## Goal
Tell how many lines in the data below include the word "type". The answer is the number only.

━━━ Extracted records ━━━

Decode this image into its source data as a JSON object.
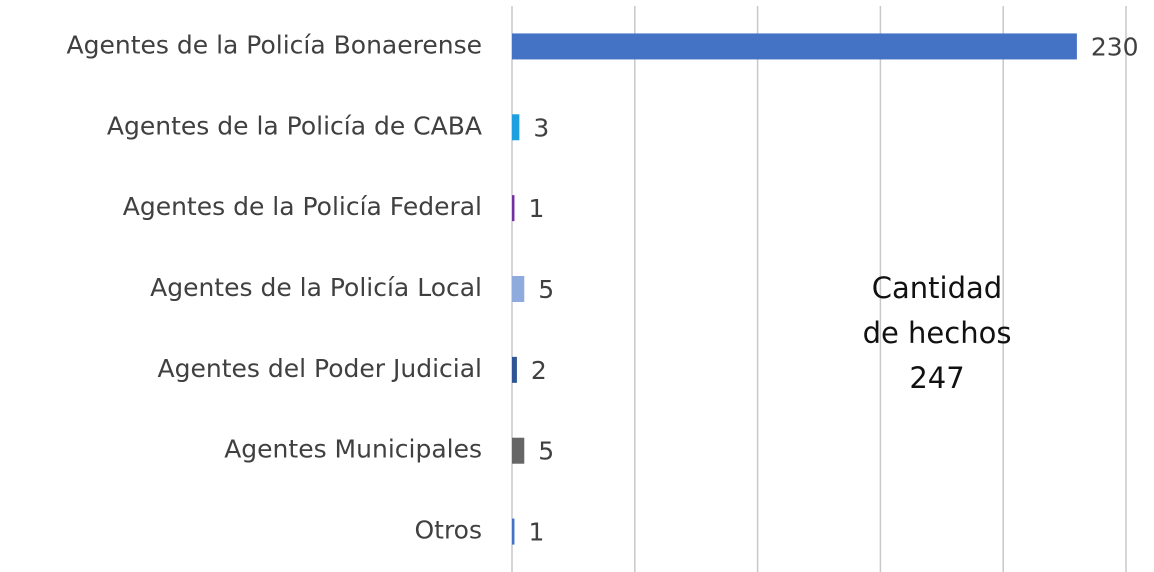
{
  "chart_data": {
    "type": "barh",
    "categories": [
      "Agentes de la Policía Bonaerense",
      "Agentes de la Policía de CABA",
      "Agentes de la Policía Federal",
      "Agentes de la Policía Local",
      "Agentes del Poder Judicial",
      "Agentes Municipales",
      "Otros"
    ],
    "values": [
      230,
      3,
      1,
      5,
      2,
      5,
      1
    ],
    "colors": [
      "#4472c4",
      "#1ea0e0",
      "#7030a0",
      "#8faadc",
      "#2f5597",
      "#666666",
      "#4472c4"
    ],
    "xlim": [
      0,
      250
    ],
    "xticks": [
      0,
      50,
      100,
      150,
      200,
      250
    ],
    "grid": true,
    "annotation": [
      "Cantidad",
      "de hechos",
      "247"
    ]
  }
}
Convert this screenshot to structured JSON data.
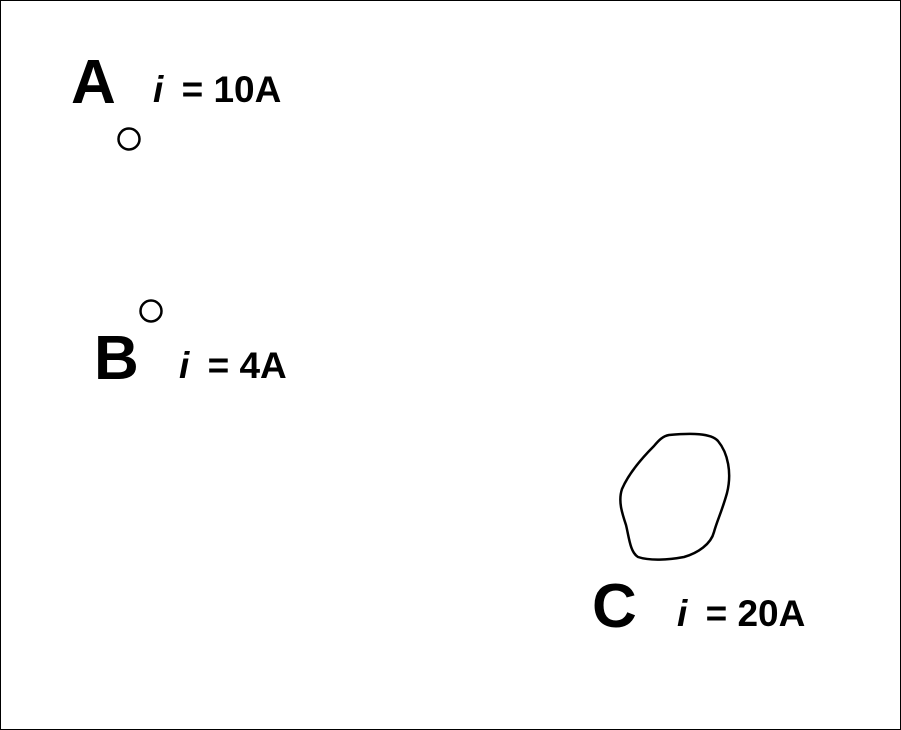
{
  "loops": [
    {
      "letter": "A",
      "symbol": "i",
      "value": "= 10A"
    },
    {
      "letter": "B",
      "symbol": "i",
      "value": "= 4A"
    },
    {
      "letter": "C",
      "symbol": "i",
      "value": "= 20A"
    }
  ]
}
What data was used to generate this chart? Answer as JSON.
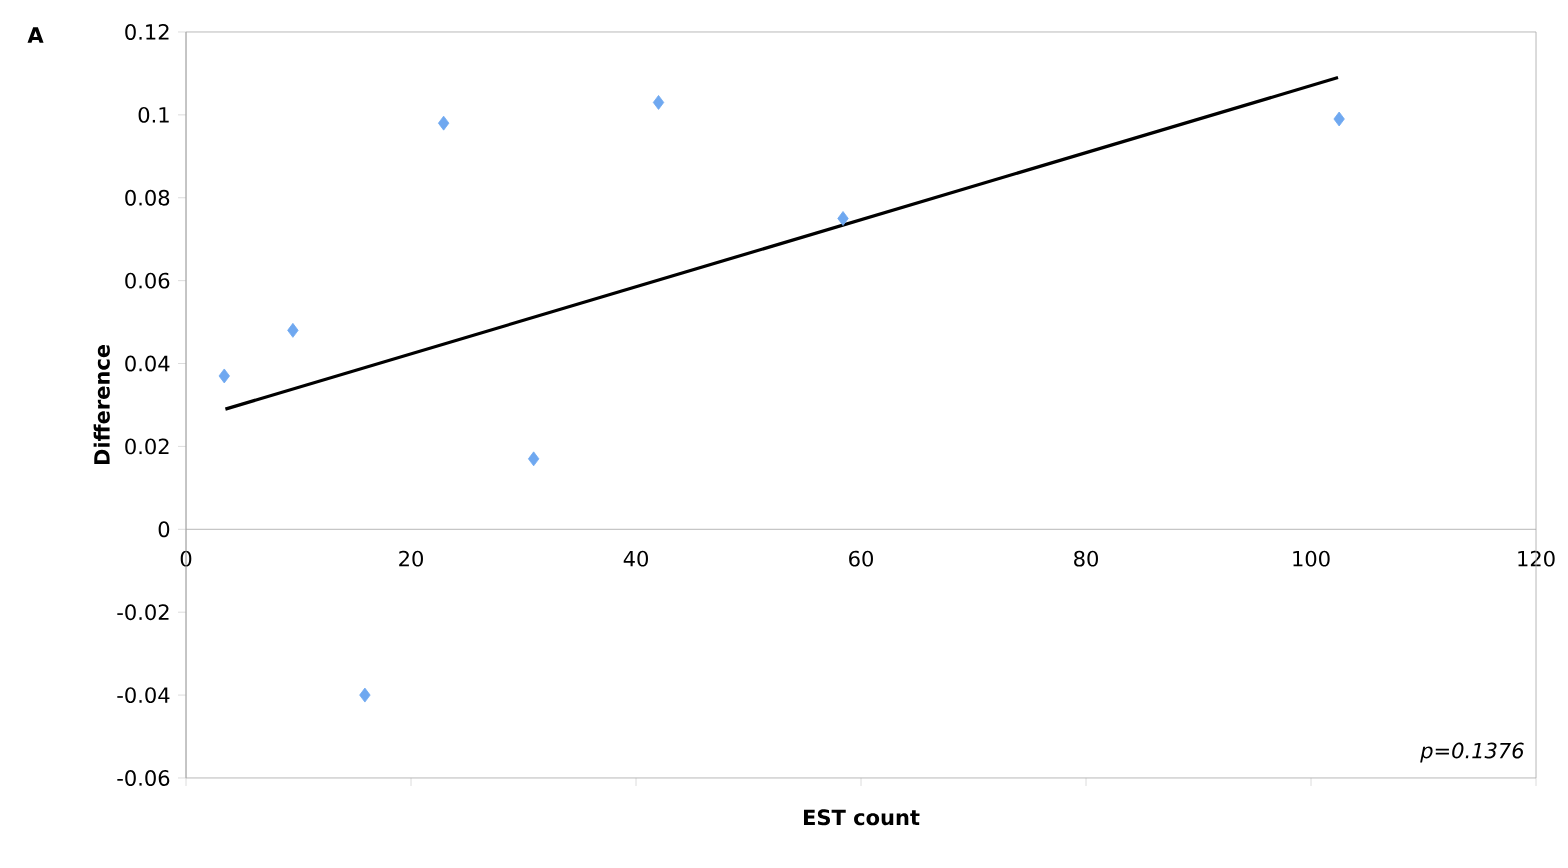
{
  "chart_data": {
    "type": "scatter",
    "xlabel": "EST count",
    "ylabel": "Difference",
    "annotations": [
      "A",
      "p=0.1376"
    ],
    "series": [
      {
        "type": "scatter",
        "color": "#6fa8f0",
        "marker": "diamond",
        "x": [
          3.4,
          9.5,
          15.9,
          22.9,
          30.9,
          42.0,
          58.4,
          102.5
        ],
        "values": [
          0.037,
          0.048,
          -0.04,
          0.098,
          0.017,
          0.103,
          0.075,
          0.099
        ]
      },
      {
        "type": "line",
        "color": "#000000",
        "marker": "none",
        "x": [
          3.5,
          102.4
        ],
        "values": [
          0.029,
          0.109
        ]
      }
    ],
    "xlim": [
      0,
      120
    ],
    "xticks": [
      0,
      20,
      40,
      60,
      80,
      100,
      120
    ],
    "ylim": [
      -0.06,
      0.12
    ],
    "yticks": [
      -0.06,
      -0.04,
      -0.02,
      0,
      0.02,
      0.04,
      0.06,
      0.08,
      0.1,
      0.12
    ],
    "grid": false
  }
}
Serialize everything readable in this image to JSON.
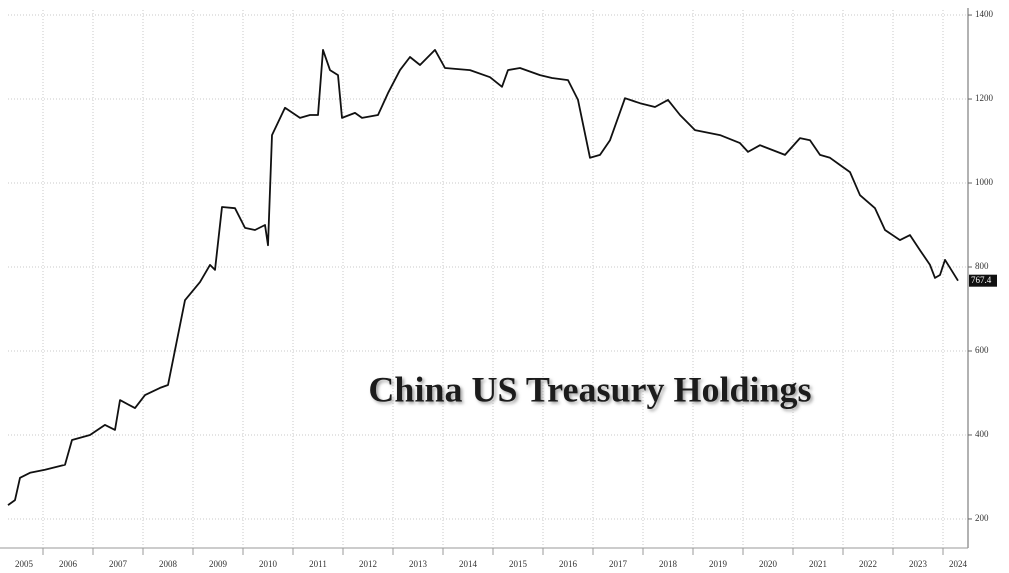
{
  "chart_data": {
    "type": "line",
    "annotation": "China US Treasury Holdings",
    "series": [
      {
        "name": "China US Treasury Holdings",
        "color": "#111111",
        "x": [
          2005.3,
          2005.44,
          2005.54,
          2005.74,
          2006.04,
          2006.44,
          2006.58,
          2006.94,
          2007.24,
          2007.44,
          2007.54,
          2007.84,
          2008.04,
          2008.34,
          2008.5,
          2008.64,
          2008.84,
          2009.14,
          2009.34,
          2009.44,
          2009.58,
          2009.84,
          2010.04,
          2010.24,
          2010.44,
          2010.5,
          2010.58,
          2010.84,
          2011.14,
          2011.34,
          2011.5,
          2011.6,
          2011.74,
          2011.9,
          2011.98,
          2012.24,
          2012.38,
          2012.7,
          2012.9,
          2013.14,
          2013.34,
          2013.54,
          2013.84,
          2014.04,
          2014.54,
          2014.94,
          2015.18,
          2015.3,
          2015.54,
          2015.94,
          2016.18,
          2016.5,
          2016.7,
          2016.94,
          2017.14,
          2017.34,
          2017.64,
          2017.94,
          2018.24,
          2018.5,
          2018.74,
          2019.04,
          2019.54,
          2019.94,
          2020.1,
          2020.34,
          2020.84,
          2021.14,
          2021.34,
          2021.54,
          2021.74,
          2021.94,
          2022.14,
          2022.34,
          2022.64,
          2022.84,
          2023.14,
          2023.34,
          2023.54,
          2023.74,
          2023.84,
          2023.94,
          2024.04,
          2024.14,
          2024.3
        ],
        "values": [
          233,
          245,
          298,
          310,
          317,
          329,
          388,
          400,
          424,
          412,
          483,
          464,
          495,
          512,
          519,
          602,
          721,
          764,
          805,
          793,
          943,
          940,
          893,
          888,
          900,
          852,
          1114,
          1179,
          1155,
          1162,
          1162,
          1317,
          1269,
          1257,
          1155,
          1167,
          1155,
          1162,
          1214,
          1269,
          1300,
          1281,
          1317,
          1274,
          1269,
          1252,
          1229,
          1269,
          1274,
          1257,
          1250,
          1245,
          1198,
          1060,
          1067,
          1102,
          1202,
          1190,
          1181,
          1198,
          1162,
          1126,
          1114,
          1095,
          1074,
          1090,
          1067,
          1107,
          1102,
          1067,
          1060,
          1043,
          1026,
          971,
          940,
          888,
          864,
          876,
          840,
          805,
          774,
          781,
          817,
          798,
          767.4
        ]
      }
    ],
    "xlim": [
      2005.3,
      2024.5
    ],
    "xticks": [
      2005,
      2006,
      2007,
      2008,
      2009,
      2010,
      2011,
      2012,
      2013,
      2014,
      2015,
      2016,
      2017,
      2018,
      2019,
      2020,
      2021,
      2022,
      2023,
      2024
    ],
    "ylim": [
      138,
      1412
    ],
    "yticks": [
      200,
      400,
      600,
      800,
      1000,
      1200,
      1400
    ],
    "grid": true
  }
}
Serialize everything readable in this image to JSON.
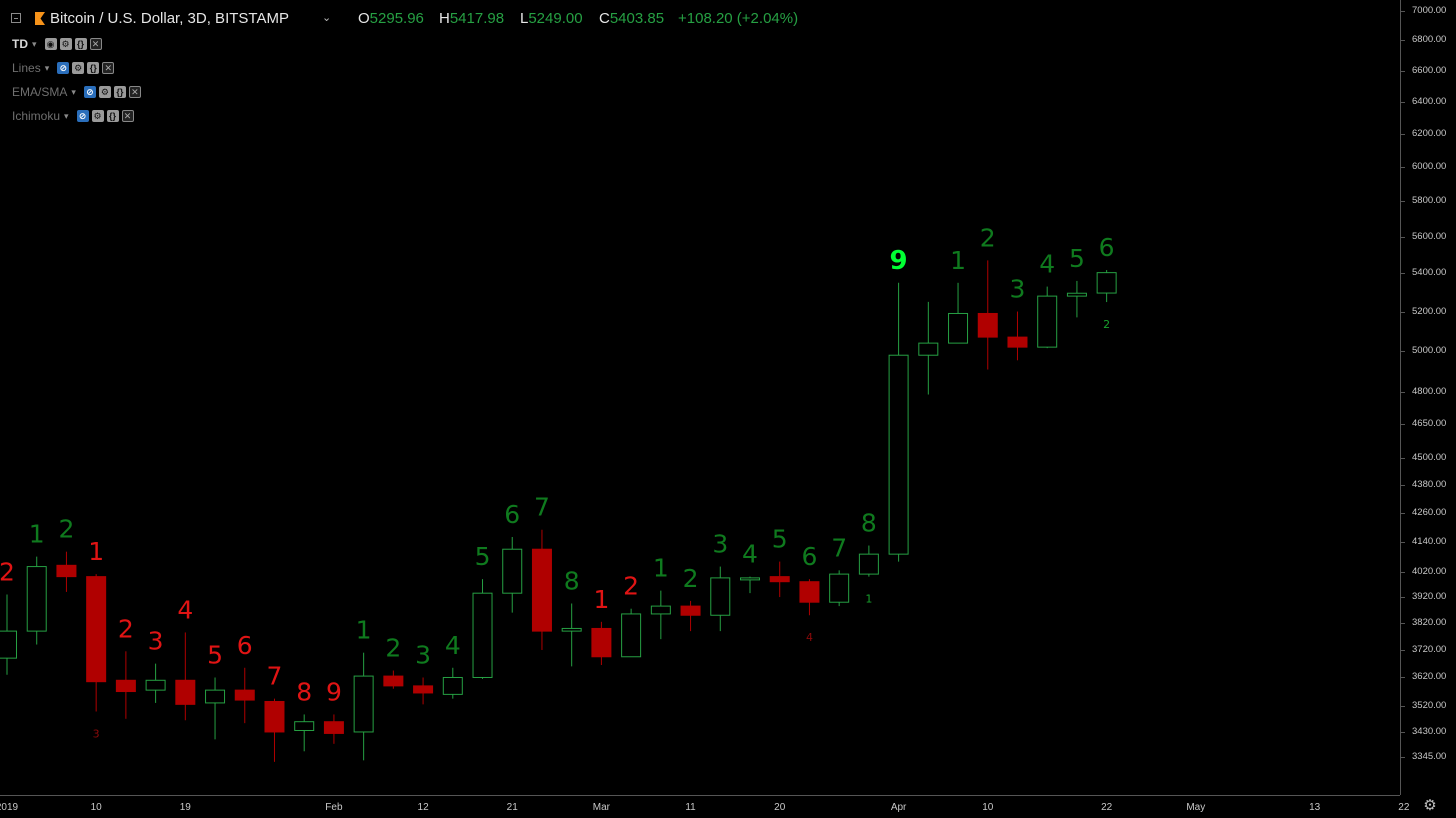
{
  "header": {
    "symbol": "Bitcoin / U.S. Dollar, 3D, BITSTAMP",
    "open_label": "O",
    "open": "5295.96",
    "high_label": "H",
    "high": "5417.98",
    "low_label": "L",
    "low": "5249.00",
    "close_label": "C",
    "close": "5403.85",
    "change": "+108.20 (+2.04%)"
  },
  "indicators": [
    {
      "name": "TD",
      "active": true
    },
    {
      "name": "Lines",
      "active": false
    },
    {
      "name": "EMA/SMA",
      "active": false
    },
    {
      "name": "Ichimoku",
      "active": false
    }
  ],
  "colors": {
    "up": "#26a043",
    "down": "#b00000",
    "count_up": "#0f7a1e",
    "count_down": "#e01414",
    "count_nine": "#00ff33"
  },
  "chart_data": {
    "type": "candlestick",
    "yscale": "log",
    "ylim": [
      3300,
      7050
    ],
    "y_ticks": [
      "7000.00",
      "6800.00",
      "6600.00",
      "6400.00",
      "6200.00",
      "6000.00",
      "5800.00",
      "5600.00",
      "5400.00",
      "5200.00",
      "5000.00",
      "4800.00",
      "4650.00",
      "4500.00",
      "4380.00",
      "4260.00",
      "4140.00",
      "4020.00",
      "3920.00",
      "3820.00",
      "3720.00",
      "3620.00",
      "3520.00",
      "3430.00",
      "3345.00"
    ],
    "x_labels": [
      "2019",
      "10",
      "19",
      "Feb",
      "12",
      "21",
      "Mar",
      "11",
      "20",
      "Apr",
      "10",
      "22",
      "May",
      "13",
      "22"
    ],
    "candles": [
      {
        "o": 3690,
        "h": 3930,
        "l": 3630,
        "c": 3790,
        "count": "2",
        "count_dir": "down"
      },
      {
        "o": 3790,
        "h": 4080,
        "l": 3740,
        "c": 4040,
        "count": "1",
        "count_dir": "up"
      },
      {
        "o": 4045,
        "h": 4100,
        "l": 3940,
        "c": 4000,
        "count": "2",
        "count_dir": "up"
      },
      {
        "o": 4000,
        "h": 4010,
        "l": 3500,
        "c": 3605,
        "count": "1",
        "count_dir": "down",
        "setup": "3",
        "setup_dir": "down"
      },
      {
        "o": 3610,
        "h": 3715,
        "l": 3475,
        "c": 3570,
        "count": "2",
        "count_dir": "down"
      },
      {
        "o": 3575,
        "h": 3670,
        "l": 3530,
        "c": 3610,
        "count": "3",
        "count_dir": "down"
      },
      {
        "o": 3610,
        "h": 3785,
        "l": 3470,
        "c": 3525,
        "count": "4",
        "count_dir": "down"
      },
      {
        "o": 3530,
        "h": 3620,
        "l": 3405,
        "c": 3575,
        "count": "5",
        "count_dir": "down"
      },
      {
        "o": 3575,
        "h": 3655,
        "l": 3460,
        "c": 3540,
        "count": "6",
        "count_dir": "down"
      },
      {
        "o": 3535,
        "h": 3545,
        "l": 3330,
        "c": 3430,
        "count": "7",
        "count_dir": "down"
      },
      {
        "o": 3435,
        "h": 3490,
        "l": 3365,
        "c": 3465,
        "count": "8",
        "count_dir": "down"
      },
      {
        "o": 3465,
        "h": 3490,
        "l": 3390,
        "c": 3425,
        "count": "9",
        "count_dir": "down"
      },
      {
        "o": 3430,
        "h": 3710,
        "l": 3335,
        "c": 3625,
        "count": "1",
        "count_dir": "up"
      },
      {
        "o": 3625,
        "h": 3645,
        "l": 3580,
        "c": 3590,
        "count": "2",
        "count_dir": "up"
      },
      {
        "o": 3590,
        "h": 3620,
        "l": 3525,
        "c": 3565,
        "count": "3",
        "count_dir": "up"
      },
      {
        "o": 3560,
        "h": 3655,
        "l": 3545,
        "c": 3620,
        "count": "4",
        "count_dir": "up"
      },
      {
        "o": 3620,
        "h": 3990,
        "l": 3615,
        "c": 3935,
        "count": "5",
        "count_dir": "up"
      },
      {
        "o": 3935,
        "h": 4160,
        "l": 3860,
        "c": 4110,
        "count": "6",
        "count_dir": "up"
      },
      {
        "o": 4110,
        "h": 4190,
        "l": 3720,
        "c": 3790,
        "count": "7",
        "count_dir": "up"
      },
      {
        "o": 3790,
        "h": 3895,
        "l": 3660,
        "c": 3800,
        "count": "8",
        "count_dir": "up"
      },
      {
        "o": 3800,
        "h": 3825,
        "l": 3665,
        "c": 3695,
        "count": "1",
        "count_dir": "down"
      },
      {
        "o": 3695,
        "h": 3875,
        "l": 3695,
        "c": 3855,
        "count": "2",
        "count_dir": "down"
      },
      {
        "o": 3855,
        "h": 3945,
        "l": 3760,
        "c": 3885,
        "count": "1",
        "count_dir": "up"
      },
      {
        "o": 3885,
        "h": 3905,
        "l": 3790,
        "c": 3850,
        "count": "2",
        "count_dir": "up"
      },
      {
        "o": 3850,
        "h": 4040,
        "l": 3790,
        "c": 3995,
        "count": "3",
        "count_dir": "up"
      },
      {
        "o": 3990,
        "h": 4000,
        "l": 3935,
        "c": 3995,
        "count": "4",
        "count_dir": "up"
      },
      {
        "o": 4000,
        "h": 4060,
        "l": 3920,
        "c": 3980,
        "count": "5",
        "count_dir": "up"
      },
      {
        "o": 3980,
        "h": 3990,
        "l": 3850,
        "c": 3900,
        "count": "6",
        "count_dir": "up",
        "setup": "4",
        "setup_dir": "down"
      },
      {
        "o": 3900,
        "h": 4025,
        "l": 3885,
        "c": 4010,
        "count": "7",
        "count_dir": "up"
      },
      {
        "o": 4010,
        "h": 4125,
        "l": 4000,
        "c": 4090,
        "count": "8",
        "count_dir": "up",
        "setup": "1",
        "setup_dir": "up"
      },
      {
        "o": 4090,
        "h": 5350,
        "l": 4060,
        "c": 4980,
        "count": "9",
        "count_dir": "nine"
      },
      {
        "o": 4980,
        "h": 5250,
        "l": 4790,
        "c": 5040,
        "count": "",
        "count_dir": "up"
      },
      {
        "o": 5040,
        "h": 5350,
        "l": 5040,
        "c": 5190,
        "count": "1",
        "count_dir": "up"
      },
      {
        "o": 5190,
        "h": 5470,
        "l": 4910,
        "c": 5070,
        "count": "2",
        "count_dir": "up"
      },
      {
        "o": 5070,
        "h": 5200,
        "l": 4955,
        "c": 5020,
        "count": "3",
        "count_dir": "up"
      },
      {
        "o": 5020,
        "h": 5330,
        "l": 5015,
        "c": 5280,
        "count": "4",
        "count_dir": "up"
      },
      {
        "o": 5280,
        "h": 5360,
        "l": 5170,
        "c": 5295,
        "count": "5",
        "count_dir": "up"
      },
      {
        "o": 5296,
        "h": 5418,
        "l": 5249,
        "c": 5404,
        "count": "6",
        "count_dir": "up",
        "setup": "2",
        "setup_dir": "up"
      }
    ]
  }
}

━━━

## Answer to this problem
6